WHAT YOU SHOULD DO:
Extract the records below word for word and ignore the images.

RECORDS PROVIDED:
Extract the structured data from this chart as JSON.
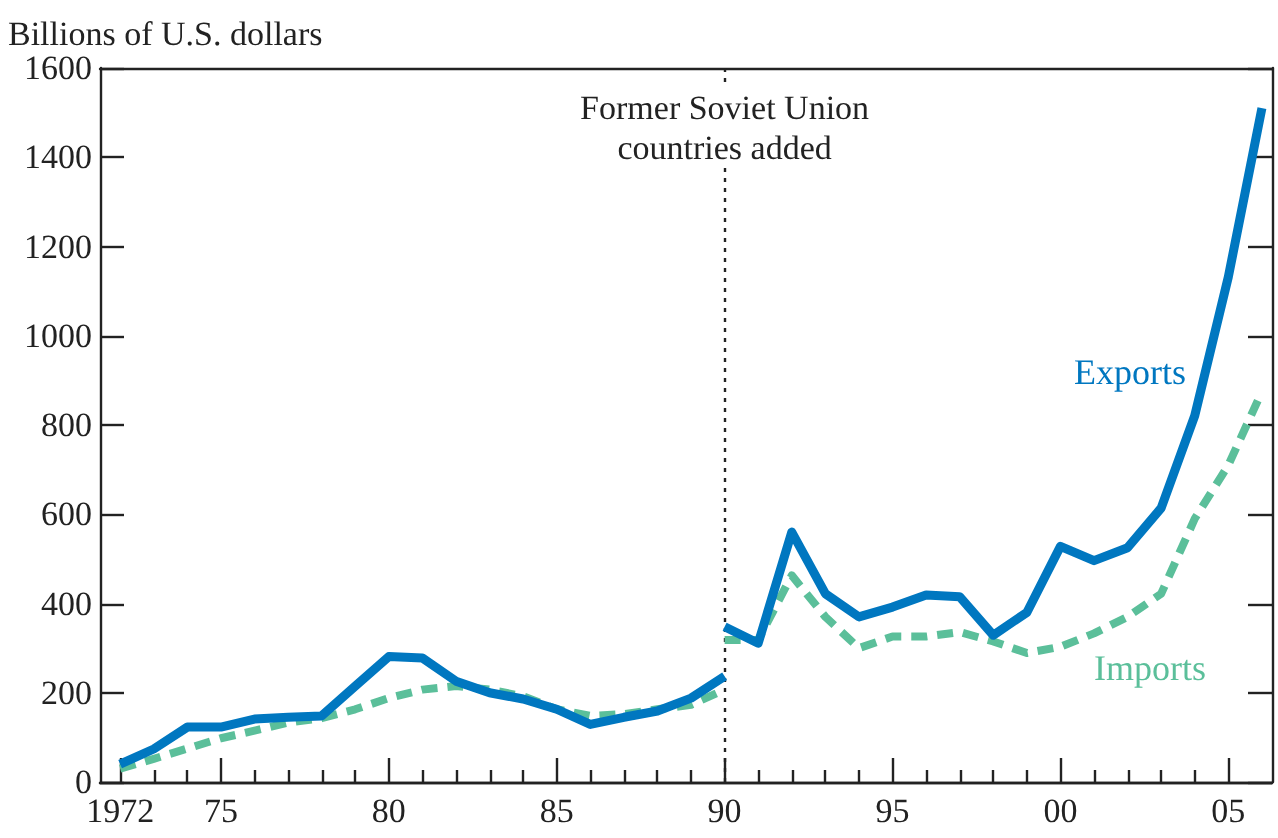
{
  "chart_data": {
    "type": "line",
    "ylabel": "Billions of U.S. dollars",
    "xlim": [
      1971.4,
      2006.3
    ],
    "xticks": [
      {
        "value": 1972,
        "label": "1972"
      },
      {
        "value": 1973,
        "label": null
      },
      {
        "value": 1974,
        "label": null
      },
      {
        "value": 1975,
        "label": "75"
      },
      {
        "value": 1976,
        "label": null
      },
      {
        "value": 1977,
        "label": null
      },
      {
        "value": 1978,
        "label": null
      },
      {
        "value": 1979,
        "label": null
      },
      {
        "value": 1980,
        "label": "80"
      },
      {
        "value": 1981,
        "label": null
      },
      {
        "value": 1982,
        "label": null
      },
      {
        "value": 1983,
        "label": null
      },
      {
        "value": 1984,
        "label": null
      },
      {
        "value": 1985,
        "label": "85"
      },
      {
        "value": 1986,
        "label": null
      },
      {
        "value": 1987,
        "label": null
      },
      {
        "value": 1988,
        "label": null
      },
      {
        "value": 1989,
        "label": null
      },
      {
        "value": 1990,
        "label": "90"
      },
      {
        "value": 1991,
        "label": null
      },
      {
        "value": 1992,
        "label": null
      },
      {
        "value": 1993,
        "label": null
      },
      {
        "value": 1994,
        "label": null
      },
      {
        "value": 1995,
        "label": "95"
      },
      {
        "value": 1996,
        "label": null
      },
      {
        "value": 1997,
        "label": null
      },
      {
        "value": 1998,
        "label": null
      },
      {
        "value": 1999,
        "label": null
      },
      {
        "value": 2000,
        "label": "00"
      },
      {
        "value": 2001,
        "label": null
      },
      {
        "value": 2002,
        "label": null
      },
      {
        "value": 2003,
        "label": null
      },
      {
        "value": 2004,
        "label": null
      },
      {
        "value": 2005,
        "label": "05"
      }
    ],
    "ylim": [
      0,
      1600
    ],
    "yticks": [
      0,
      200,
      400,
      600,
      800,
      1000,
      1200,
      1400,
      1600
    ],
    "x": [
      1972,
      1973,
      1974,
      1975,
      1976,
      1977,
      1978,
      1979,
      1980,
      1981,
      1982,
      1983,
      1984,
      1985,
      1986,
      1987,
      1988,
      1989,
      1990,
      null,
      1990,
      1991,
      1992,
      1993,
      1994,
      1995,
      1996,
      1997,
      1998,
      1999,
      2000,
      2001,
      2002,
      2003,
      2004,
      2005,
      2006
    ],
    "series": [
      {
        "name": "Exports",
        "color": "#0077c0",
        "line_style": "solid",
        "values": [
          40,
          74,
          123,
          123,
          141,
          145,
          148,
          215,
          281,
          278,
          226,
          200,
          186,
          163,
          129,
          145,
          159,
          188,
          237,
          null,
          348,
          311,
          560,
          422,
          370,
          392,
          419,
          415,
          329,
          380,
          528,
          496,
          525,
          614,
          821,
          1132,
          1510
        ]
      },
      {
        "name": "Imports",
        "color": "#5bbf9a",
        "line_style": "dashed",
        "values": [
          30,
          52,
          75,
          98,
          115,
          133,
          143,
          163,
          188,
          207,
          215,
          207,
          192,
          163,
          148,
          152,
          163,
          173,
          207,
          null,
          318,
          318,
          463,
          370,
          300,
          326,
          326,
          336,
          315,
          289,
          303,
          333,
          370,
          422,
          590,
          710,
          875
        ]
      }
    ],
    "ref_lines": [
      {
        "axis": "x",
        "value": 1990,
        "label": "Former Soviet Union\ncountries added",
        "color": "#222222",
        "line_style": "dotted"
      }
    ],
    "marker": "none",
    "grid": false
  }
}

WRITTEN SOLUTION:
Extract the structured data from this chart as JSON.
{
  "chart_data": {
    "type": "line",
    "ylabel": "Billions of U.S. dollars",
    "xlim": [
      1971.4,
      2006.3
    ],
    "xticks": [
      {
        "value": 1972,
        "label": "1972"
      },
      {
        "value": 1973,
        "label": null
      },
      {
        "value": 1974,
        "label": null
      },
      {
        "value": 1975,
        "label": "75"
      },
      {
        "value": 1976,
        "label": null
      },
      {
        "value": 1977,
        "label": null
      },
      {
        "value": 1978,
        "label": null
      },
      {
        "value": 1979,
        "label": null
      },
      {
        "value": 1980,
        "label": "80"
      },
      {
        "value": 1981,
        "label": null
      },
      {
        "value": 1982,
        "label": null
      },
      {
        "value": 1983,
        "label": null
      },
      {
        "value": 1984,
        "label": null
      },
      {
        "value": 1985,
        "label": "85"
      },
      {
        "value": 1986,
        "label": null
      },
      {
        "value": 1987,
        "label": null
      },
      {
        "value": 1988,
        "label": null
      },
      {
        "value": 1989,
        "label": null
      },
      {
        "value": 1990,
        "label": "90"
      },
      {
        "value": 1991,
        "label": null
      },
      {
        "value": 1992,
        "label": null
      },
      {
        "value": 1993,
        "label": null
      },
      {
        "value": 1994,
        "label": null
      },
      {
        "value": 1995,
        "label": "95"
      },
      {
        "value": 1996,
        "label": null
      },
      {
        "value": 1997,
        "label": null
      },
      {
        "value": 1998,
        "label": null
      },
      {
        "value": 1999,
        "label": null
      },
      {
        "value": 2000,
        "label": "00"
      },
      {
        "value": 2001,
        "label": null
      },
      {
        "value": 2002,
        "label": null
      },
      {
        "value": 2003,
        "label": null
      },
      {
        "value": 2004,
        "label": null
      },
      {
        "value": 2005,
        "label": "05"
      }
    ],
    "ylim": [
      0,
      1600
    ],
    "yticks": [
      0,
      200,
      400,
      600,
      800,
      1000,
      1200,
      1400,
      1600
    ],
    "x": [
      1972,
      1973,
      1974,
      1975,
      1976,
      1977,
      1978,
      1979,
      1980,
      1981,
      1982,
      1983,
      1984,
      1985,
      1986,
      1987,
      1988,
      1989,
      1990,
      null,
      1990,
      1991,
      1992,
      1993,
      1994,
      1995,
      1996,
      1997,
      1998,
      1999,
      2000,
      2001,
      2002,
      2003,
      2004,
      2005,
      2006
    ],
    "series": [
      {
        "name": "Exports",
        "color": "#0077c0",
        "line_style": "solid",
        "values": [
          40,
          74,
          123,
          123,
          141,
          145,
          148,
          215,
          281,
          278,
          226,
          200,
          186,
          163,
          129,
          145,
          159,
          188,
          237,
          null,
          348,
          311,
          560,
          422,
          370,
          392,
          419,
          415,
          329,
          380,
          528,
          496,
          525,
          614,
          821,
          1132,
          1510
        ]
      },
      {
        "name": "Imports",
        "color": "#5bbf9a",
        "line_style": "dashed",
        "values": [
          30,
          52,
          75,
          98,
          115,
          133,
          143,
          163,
          188,
          207,
          215,
          207,
          192,
          163,
          148,
          152,
          163,
          173,
          207,
          null,
          318,
          318,
          463,
          370,
          300,
          326,
          326,
          336,
          315,
          289,
          303,
          333,
          370,
          422,
          590,
          710,
          875
        ]
      }
    ],
    "ref_lines": [
      {
        "axis": "x",
        "value": 1990,
        "label": "Former Soviet Union\ncountries added",
        "color": "#222222",
        "line_style": "dotted"
      }
    ],
    "marker": "none",
    "grid": false
  }
}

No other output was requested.